Find every line in the records below that holds the word "checkbox", and copy it out.

Recorded data
=======
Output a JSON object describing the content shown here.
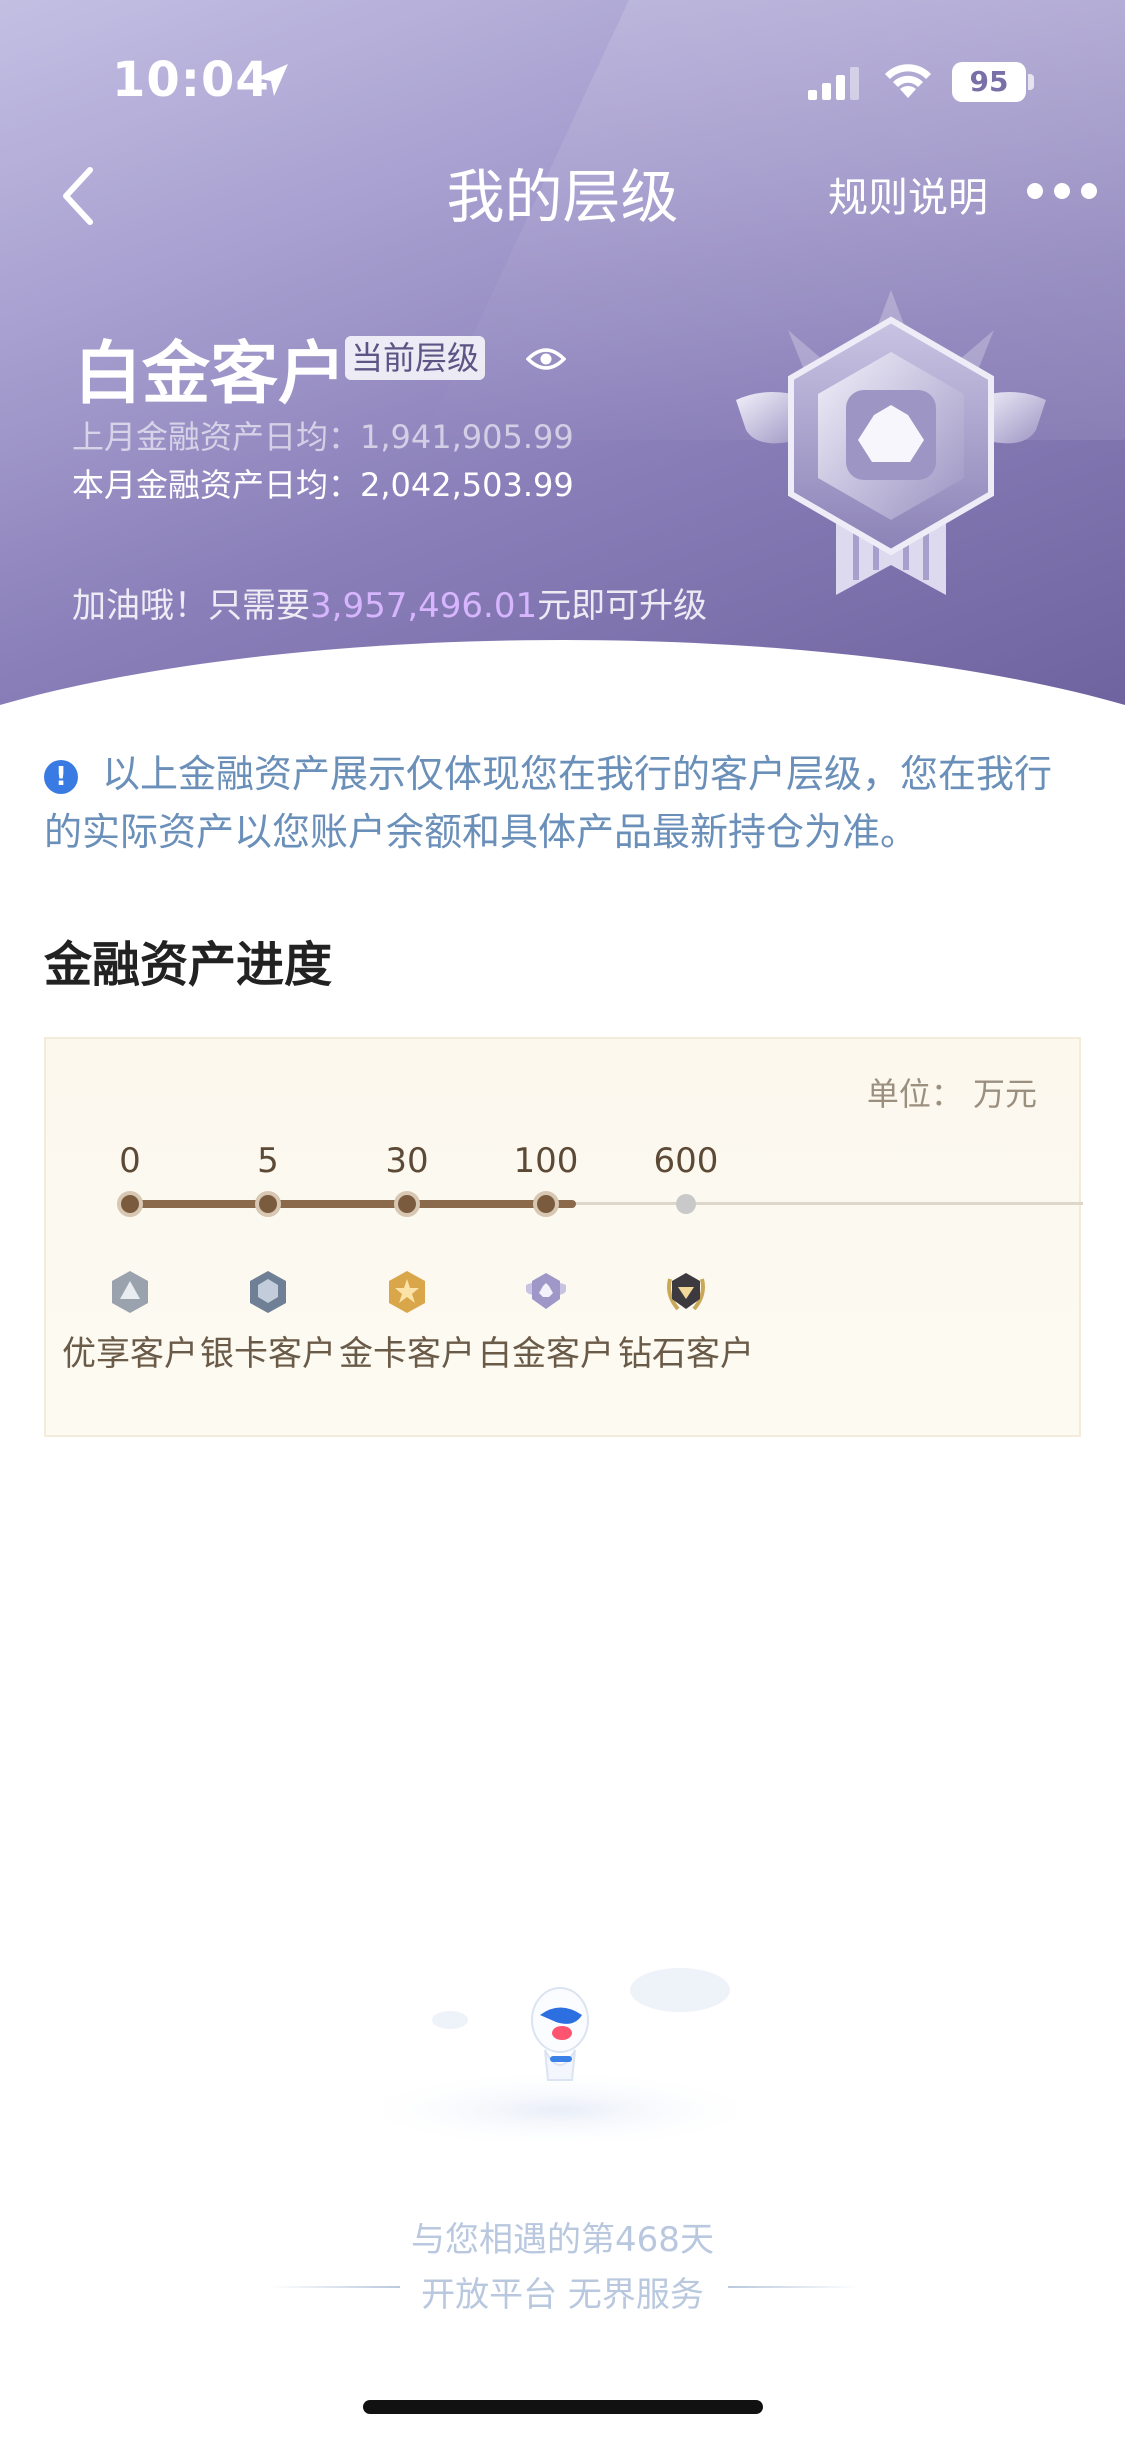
{
  "status_bar": {
    "time": "10:04",
    "battery": "95"
  },
  "nav": {
    "title": "我的层级",
    "rules_link": "规则说明"
  },
  "tier": {
    "name": "白金客户",
    "badge": "当前层级",
    "last_month_label": "上月金融资产日均：",
    "last_month_value": "1,941,905.99",
    "this_month_label": "本月金融资产日均：",
    "this_month_value": "2,042,503.99",
    "upgrade_prefix": "加油哦！只需要",
    "upgrade_amount": "3,957,496.01",
    "upgrade_suffix": "元即可升级"
  },
  "notice": {
    "text": "以上金融资产展示仅体现您在我行的客户层级，您在我行的实际资产以您账户余额和具体产品最新持仓为准。"
  },
  "progress": {
    "section_title": "金融资产进度",
    "unit_label": "单位：  万元",
    "levels": [
      {
        "value": "0",
        "name": "优享客户",
        "reached": true,
        "icon": "silver-triangle-badge-icon"
      },
      {
        "value": "5",
        "name": "银卡客户",
        "reached": true,
        "icon": "silver-shield-badge-icon"
      },
      {
        "value": "30",
        "name": "金卡客户",
        "reached": true,
        "icon": "gold-star-badge-icon"
      },
      {
        "value": "100",
        "name": "白金客户",
        "reached": true,
        "icon": "platinum-winged-badge-icon"
      },
      {
        "value": "600",
        "name": "钻石客户",
        "reached": false,
        "icon": "diamond-laurel-badge-icon"
      }
    ],
    "colors": {
      "reached": "#7b5b3d",
      "unreached": "#c9c9c9"
    }
  },
  "footer": {
    "days_text": "与您相遇的第468天",
    "slogan": "开放平台 无界服务"
  },
  "theme": {
    "header_gradient_start": "#c3bfe3",
    "header_gradient_end": "#6f639f",
    "upgrade_amount_color": "#d8b6ff",
    "notice_color": "#6a8fb9"
  }
}
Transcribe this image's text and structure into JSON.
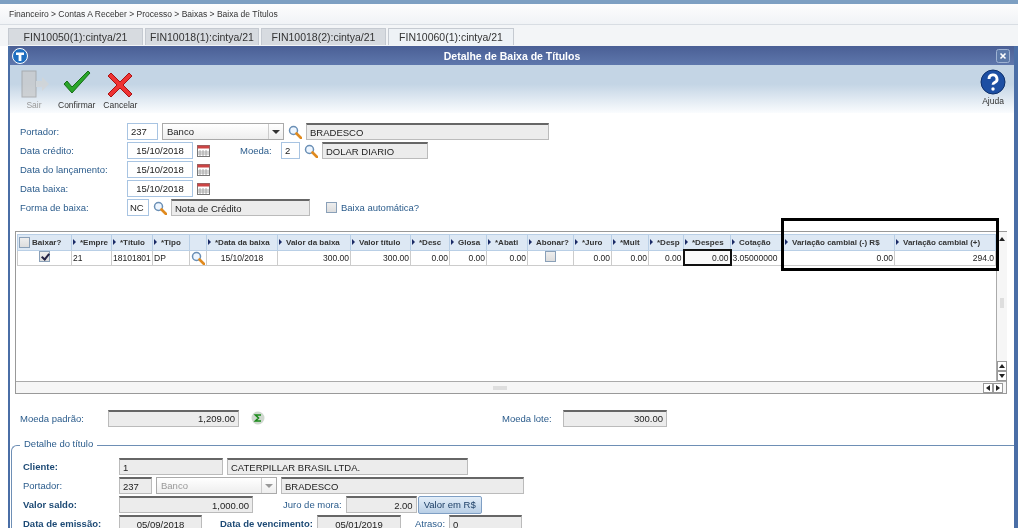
{
  "breadcrumb": "Financeiro > Contas A Receber > Processo > Baixas > Baixa de Títulos",
  "tabs": [
    {
      "label": "FIN10050(1):cintya/21",
      "selected": false
    },
    {
      "label": "FIN10018(1):cintya/21",
      "selected": false
    },
    {
      "label": "FIN10018(2):cintya/21",
      "selected": false
    },
    {
      "label": "FIN10060(1):cintya/21",
      "selected": true
    }
  ],
  "window": {
    "title": "Detalhe de Baixa de Títulos"
  },
  "toolbar": [
    {
      "kind": "exit",
      "label": "Sair",
      "disabled": true
    },
    {
      "kind": "confirm",
      "label": "Confirmar",
      "disabled": false
    },
    {
      "kind": "cancel",
      "label": "Cancelar",
      "disabled": false
    }
  ],
  "help": {
    "label": "Ajuda"
  },
  "form": [
    {
      "label": "Portador:",
      "items": [
        {
          "kind": "input",
          "value": "237"
        },
        {
          "kind": "select",
          "value": "Banco",
          "disabled": false
        },
        {
          "kind": "lookup"
        },
        {
          "kind": "readonly",
          "value": "BRADESCO"
        }
      ]
    },
    {
      "label": "Data crédito:",
      "items": [
        {
          "kind": "date",
          "value": "15/10/2018"
        },
        {
          "kind": "calendar"
        },
        {
          "kind": "label",
          "text": "Moeda:",
          "bold": false
        },
        {
          "kind": "input",
          "value": "2"
        },
        {
          "kind": "lookup"
        },
        {
          "kind": "readonly",
          "value": "DOLAR DIARIO"
        }
      ]
    },
    {
      "label": "Data do lançamento:",
      "items": [
        {
          "kind": "date",
          "value": "15/10/2018"
        },
        {
          "kind": "calendar"
        }
      ]
    },
    {
      "label": "Data baixa:",
      "items": [
        {
          "kind": "date",
          "value": "15/10/2018"
        },
        {
          "kind": "calendar"
        }
      ]
    },
    {
      "label": "Forma de  baixa:",
      "items": [
        {
          "kind": "input",
          "value": "NC"
        },
        {
          "kind": "lookup"
        },
        {
          "kind": "readonly",
          "value": "Nota de Crédito"
        },
        {
          "kind": "checkbox",
          "label": "Baixa automática?",
          "checked": false
        }
      ]
    }
  ],
  "grid": {
    "annotation_frame": true,
    "columns": [
      {
        "label": "Baixar?",
        "kind": "checkbox",
        "checked": false,
        "sort_arrow": false
      },
      {
        "label": "*Empre",
        "kind": "text",
        "sort_arrow": true
      },
      {
        "label": "*Título",
        "kind": "text",
        "sort_arrow": true
      },
      {
        "label": "*Tipo",
        "kind": "text",
        "sort_arrow": true
      },
      {
        "kind": "text",
        "sort_arrow": false
      },
      {
        "label": "*Data da baixa",
        "kind": "text",
        "sort_arrow": true
      },
      {
        "label": "Valor da baixa",
        "kind": "text",
        "sort_arrow": true
      },
      {
        "label": "Valor título",
        "kind": "text",
        "sort_arrow": true
      },
      {
        "label": "*Desc",
        "kind": "text",
        "sort_arrow": true
      },
      {
        "label": "Glosa",
        "kind": "text",
        "sort_arrow": true
      },
      {
        "label": "*Abati",
        "kind": "text",
        "sort_arrow": true
      },
      {
        "label": "Abonar?",
        "kind": "text",
        "sort_arrow": true
      },
      {
        "label": "*Juro",
        "kind": "text",
        "sort_arrow": true
      },
      {
        "label": "*Mult",
        "kind": "text",
        "sort_arrow": true
      },
      {
        "label": "*Desp",
        "kind": "text",
        "sort_arrow": true
      },
      {
        "label": "*Despes",
        "kind": "text",
        "sort_arrow": true
      },
      {
        "label": "Cotação",
        "kind": "text",
        "sort_arrow": true
      },
      {
        "label": "Variação cambial (-) R$",
        "kind": "text",
        "sort_arrow": true
      },
      {
        "label": "Variação cambial (+)",
        "kind": "text",
        "sort_arrow": true
      }
    ],
    "rows": [
      {
        "cells": [
          {
            "kind": "checkbox",
            "checked": true
          },
          {
            "kind": "text",
            "text": "21",
            "focused": false
          },
          {
            "kind": "text",
            "text": "18101801",
            "focused": false
          },
          {
            "kind": "text",
            "text": "DP",
            "focused": false
          },
          {
            "kind": "lookup"
          },
          {
            "kind": "text",
            "text": "15/10/2018",
            "focused": false
          },
          {
            "kind": "text",
            "text": "300.00",
            "focused": false
          },
          {
            "kind": "text",
            "text": "300.00",
            "focused": false
          },
          {
            "kind": "text",
            "text": "0.00",
            "focused": false
          },
          {
            "kind": "text",
            "text": "0.00",
            "focused": false
          },
          {
            "kind": "text",
            "text": "0.00",
            "focused": false
          },
          {
            "kind": "checkbox",
            "checked": false
          },
          {
            "kind": "text",
            "text": "0.00",
            "focused": false
          },
          {
            "kind": "text",
            "text": "0.00",
            "focused": false
          },
          {
            "kind": "text",
            "text": "0.00",
            "focused": false
          },
          {
            "kind": "text",
            "text": "0.00",
            "focused": true
          },
          {
            "kind": "text",
            "text": "3.05000000",
            "focused": false
          },
          {
            "kind": "text",
            "text": "0.00",
            "focused": false
          },
          {
            "kind": "text",
            "text": "294.0",
            "focused": false
          }
        ]
      }
    ]
  },
  "totals": [
    {
      "label": "Moeda padrão:",
      "value": "1,209.00",
      "sum_icon": true
    },
    {
      "label": "Moeda lote:",
      "value": "300.00",
      "sum_icon": false
    }
  ],
  "detail": {
    "legend": "Detalhe do título",
    "rows": [
      {
        "label": "Cliente:",
        "bold": true,
        "items": [
          {
            "kind": "readonly",
            "value": "1"
          },
          {
            "kind": "readonly",
            "value": "CATERPILLAR BRASIL LTDA."
          }
        ]
      },
      {
        "label": "Portador:",
        "bold": false,
        "items": [
          {
            "kind": "readonly",
            "value": "237"
          },
          {
            "kind": "select",
            "value": "Banco",
            "disabled": true
          },
          {
            "kind": "readonly",
            "value": "BRADESCO"
          }
        ]
      },
      {
        "label": "Valor saldo:",
        "bold": true,
        "items": [
          {
            "kind": "readonly",
            "value": "1,000.00"
          },
          {
            "kind": "label",
            "text": "Juro de mora:",
            "bold": false
          },
          {
            "kind": "readonly",
            "value": "2.00"
          },
          {
            "kind": "button",
            "text": "Valor em R$"
          }
        ]
      },
      {
        "label": "Data de emissão:",
        "bold": true,
        "items": [
          {
            "kind": "readonly",
            "value": "05/09/2018"
          },
          {
            "kind": "label",
            "text": "Data de vencimento:",
            "bold": true
          },
          {
            "kind": "readonly",
            "value": "05/01/2019"
          },
          {
            "kind": "label",
            "text": "Atraso:",
            "bold": false
          },
          {
            "kind": "readonly",
            "value": "0"
          }
        ]
      }
    ]
  }
}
=======
### SOLUTION TO THE EXERCISE:
          "kind": "checkbox",
        "kind": "checkbox",
            "kind": "checkbox",
            "kind": "checkbox",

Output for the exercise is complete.